The exercise
Could you print every record below exactly as it appears?

Data entries
========================================

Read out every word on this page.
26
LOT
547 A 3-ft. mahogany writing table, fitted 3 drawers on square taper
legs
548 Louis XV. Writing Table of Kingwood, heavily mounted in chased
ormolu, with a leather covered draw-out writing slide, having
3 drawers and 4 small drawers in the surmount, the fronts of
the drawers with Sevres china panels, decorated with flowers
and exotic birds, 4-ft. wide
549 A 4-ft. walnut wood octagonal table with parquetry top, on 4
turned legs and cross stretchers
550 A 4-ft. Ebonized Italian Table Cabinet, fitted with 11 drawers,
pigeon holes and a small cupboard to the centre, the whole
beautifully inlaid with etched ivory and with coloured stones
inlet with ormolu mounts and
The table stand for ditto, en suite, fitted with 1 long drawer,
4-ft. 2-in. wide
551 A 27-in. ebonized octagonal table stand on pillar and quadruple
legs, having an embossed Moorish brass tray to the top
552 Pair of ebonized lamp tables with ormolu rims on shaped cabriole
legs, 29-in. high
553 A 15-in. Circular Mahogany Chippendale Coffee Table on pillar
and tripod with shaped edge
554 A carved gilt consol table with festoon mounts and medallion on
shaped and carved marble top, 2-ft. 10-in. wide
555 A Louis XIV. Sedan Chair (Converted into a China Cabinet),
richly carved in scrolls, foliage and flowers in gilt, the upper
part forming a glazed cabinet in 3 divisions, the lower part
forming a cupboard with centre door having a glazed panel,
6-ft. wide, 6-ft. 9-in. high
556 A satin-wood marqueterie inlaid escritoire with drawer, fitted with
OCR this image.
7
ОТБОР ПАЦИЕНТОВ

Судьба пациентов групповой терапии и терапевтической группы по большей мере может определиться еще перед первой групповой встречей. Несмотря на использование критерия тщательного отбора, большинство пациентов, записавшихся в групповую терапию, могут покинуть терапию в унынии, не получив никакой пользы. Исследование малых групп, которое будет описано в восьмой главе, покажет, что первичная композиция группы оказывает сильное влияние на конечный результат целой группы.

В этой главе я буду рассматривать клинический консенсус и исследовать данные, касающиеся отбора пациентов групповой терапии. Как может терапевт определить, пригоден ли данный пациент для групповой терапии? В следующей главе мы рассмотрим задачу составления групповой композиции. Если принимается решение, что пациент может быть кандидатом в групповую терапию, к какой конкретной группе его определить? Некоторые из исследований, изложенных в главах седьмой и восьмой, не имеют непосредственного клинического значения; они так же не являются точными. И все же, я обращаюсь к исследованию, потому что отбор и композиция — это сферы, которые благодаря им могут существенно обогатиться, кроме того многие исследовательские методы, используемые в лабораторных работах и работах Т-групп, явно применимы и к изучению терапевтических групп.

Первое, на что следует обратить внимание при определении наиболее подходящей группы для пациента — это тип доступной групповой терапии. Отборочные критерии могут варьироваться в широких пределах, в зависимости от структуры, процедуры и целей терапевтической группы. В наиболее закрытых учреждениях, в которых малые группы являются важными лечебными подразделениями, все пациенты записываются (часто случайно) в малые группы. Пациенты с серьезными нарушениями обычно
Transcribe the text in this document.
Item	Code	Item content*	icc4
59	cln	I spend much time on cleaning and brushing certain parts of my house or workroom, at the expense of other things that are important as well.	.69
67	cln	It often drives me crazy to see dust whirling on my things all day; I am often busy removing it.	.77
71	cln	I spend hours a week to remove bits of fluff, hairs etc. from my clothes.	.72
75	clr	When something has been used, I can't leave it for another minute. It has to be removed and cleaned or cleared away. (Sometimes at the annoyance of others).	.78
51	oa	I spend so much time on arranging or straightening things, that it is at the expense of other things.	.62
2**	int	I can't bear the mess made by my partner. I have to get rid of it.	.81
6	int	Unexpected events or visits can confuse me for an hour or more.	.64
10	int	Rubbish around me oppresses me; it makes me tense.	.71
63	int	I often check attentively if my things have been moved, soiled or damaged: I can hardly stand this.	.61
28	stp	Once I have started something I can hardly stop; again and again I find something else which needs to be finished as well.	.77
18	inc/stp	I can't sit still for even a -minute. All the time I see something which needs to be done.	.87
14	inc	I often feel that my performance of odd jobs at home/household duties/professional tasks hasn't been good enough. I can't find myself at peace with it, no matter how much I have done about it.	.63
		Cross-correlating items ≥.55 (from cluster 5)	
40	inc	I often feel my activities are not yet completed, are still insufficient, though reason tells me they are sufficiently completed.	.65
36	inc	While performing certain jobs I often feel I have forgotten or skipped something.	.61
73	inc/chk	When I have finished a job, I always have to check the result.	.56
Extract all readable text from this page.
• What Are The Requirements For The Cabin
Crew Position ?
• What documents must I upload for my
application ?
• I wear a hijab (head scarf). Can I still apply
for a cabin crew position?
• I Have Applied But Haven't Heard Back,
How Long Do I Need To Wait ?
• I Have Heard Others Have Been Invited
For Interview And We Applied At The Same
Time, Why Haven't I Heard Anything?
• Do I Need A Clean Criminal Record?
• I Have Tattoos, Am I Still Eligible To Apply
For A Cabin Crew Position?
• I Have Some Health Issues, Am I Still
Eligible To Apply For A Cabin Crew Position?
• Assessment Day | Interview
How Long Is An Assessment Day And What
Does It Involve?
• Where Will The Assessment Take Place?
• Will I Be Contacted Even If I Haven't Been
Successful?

========================================

Correct response
Read out every word on this page.
26
LOT
547 A 3-ft. mahogany writing table, fitted 3 drawers on square taper
legs
548 Louis XV. Writing Table of Kingwood, heavily mounted in chased
ormolu, with a leather covered draw-out writing slide, having
3 drawers and 4 small drawers in the surmount, the fronts of
the drawers with Sevres china panels, decorated with flowers
and exotic birds, 4-ft. wide
549 A 4-ft. walnut wood octagonal table with parquetry top, on 4
turned legs and cross stretchers
550 A 4-ft. Ebonized Italian Table Cabinet, fitted with 11 drawers,
pigeon holes and a small cupboard to the centre, the whole
beautifully inlaid with etched ivory and with coloured stones
inlet with ormolu mounts and
The table stand for ditto, en suite, fitted with 1 long drawer,
4-ft. 2-in. wide
551 A 27-in. ebonized octagonal table stand on pillar and quadruple
legs, having an embossed Moorish brass tray to the top
552 Pair of ebonized lamp tables with ormolu rims on shaped cabriole
legs, 29-in. high
553 A 15-in. Circular Mahogany Chippendale Coffee Table on pillar
and tripod with shaped edge
554 A carved gilt consol table with festoon mounts and medallion on
shaped and carved marble top, 2-ft. 10-in. wide
555 A Louis XIV. Sedan Chair (Converted into a China Cabinet),
richly carved in scrolls, foliage and flowers in gilt, the upper
part forming a glazed cabinet in 3 divisions, the lower part
forming a cupboard with centre door having a glazed panel,
6-ft. wide, 6-ft. 9-in. high
556 A satin-wood marqueterie inlaid escritoire with drawer, fitted with
OCR this image.
7
ОТБОР ПАЦИЕНТОВ

Судьба пациентов групповой терапии и терапевтической группы по большей мере может определиться еще перед первой групповой встречей. Несмотря на использование критерия тщательного отбора, большинство пациентов, записавшихся в групповую терапию, могут покинуть терапию в унынии, не получив никакой пользы. Исследование малых групп, которое будет описано в восьмой главе, покажет, что первичная композиция группы оказывает сильное влияние на конечный результат целой группы.

В этой главе я буду рассматривать клинический консенсус и исследовать данные, касающиеся отбора пациентов групповой терапии. Как может терапевт определить, пригоден ли данный пациент для групповой терапии? В следующей главе мы рассмотрим задачу составления групповой композиции. Если принимается решение, что пациент может быть кандидатом в групповую терапию, к какой конкретной группе его определить? Некоторые из исследований, изложенных в главах седьмой и восьмой, не имеют непосредственного клинического значения; они так же не являются точными. И все же, я обращаюсь к исследованию, потому что отбор и композиция — это сферы, которые благодаря им могут существенно обогатиться, кроме того многие исследовательские методы, используемые в лабораторных работах и работах Т-групп, явно применимы и к изучению терапевтических групп.

Первое, на что следует обратить внимание при определении наиболее подходящей группы для пациента — это тип доступной групповой терапии. Отборочные критерии могут варьироваться в широких пределах, в зависимости от структуры, процедуры и целей терапевтической группы. В наиболее закрытых учреждениях, в которых малые группы являются важными лечебными подразделениями, все пациенты записываются (часто случайно) в малые группы. Пациенты с серьезными нарушениями обычно
Transcribe the text in this document.
Item	Code	Item content*	icc4
59	cln	I spend much time on cleaning and brushing certain parts of my house or workroom, at the expense of other things that are important as well.	.69
67	cln	It often drives me crazy to see dust whirling on my things all day; I am often busy removing it.	.77
71	cln	I spend hours a week to remove bits of fluff, hairs etc. from my clothes.	.72
75	clr	When something has been used, I can't leave it for another minute. It has to be removed and cleaned or cleared away. (Sometimes at the annoyance of others).	.78
51	oa	I spend so much time on arranging or straightening things, that it is at the expense of other things.	.62
2**	int	I can't bear the mess made by my partner. I have to get rid of it.	.81
6	int	Unexpected events or visits can confuse me for an hour or more.	.64
10	int	Rubbish around me oppresses me; it makes me tense.	.71
63	int	I often check attentively if my things have been moved, soiled or damaged: I can hardly stand this.	.61
28	stp	Once I have started something I can hardly stop; again and again I find something else which needs to be finished as well.	.77
18	inc/stp	I can't sit still for even a -minute. All the time I see something which needs to be done.	.87
14	inc	I often feel that my performance of odd jobs at home/household duties/professional tasks hasn't been good enough. I can't find myself at peace with it, no matter how much I have done about it.	.63
		Cross-correlating items ≥.55 (from cluster 5)	
40	inc	I often feel my activities are not yet completed, are still insufficient, though reason tells me they are sufficiently completed.	.65
36	inc	While performing certain jobs I often feel I have forgotten or skipped something.	.61
73	inc/chk	When I have finished a job, I always have to check the result.	.56
Extract all readable text from this page.
• What Are The Requirements For The Cabin
Crew Position ?
• What documents must I upload for my
application ?
• I wear a hijab (head scarf). Can I still apply
for a cabin crew position?
• I Have Applied But Haven't Heard Back,
How Long Do I Need To Wait ?
• I Have Heard Others Have Been Invited
For Interview And We Applied At The Same
Time, Why Haven't I Heard Anything?
• Do I Need A Clean Criminal Record?
• I Have Tattoos, Am I Still Eligible To Apply
For A Cabin Crew Position?
• I Have Some Health Issues, Am I Still
Eligible To Apply For A Cabin Crew Position?
• Assessment Day | Interview
How Long Is An Assessment Day And What
Does It Involve?
• Where Will The Assessment Take Place?
• Will I Be Contacted Even If I Haven't Been
Successful?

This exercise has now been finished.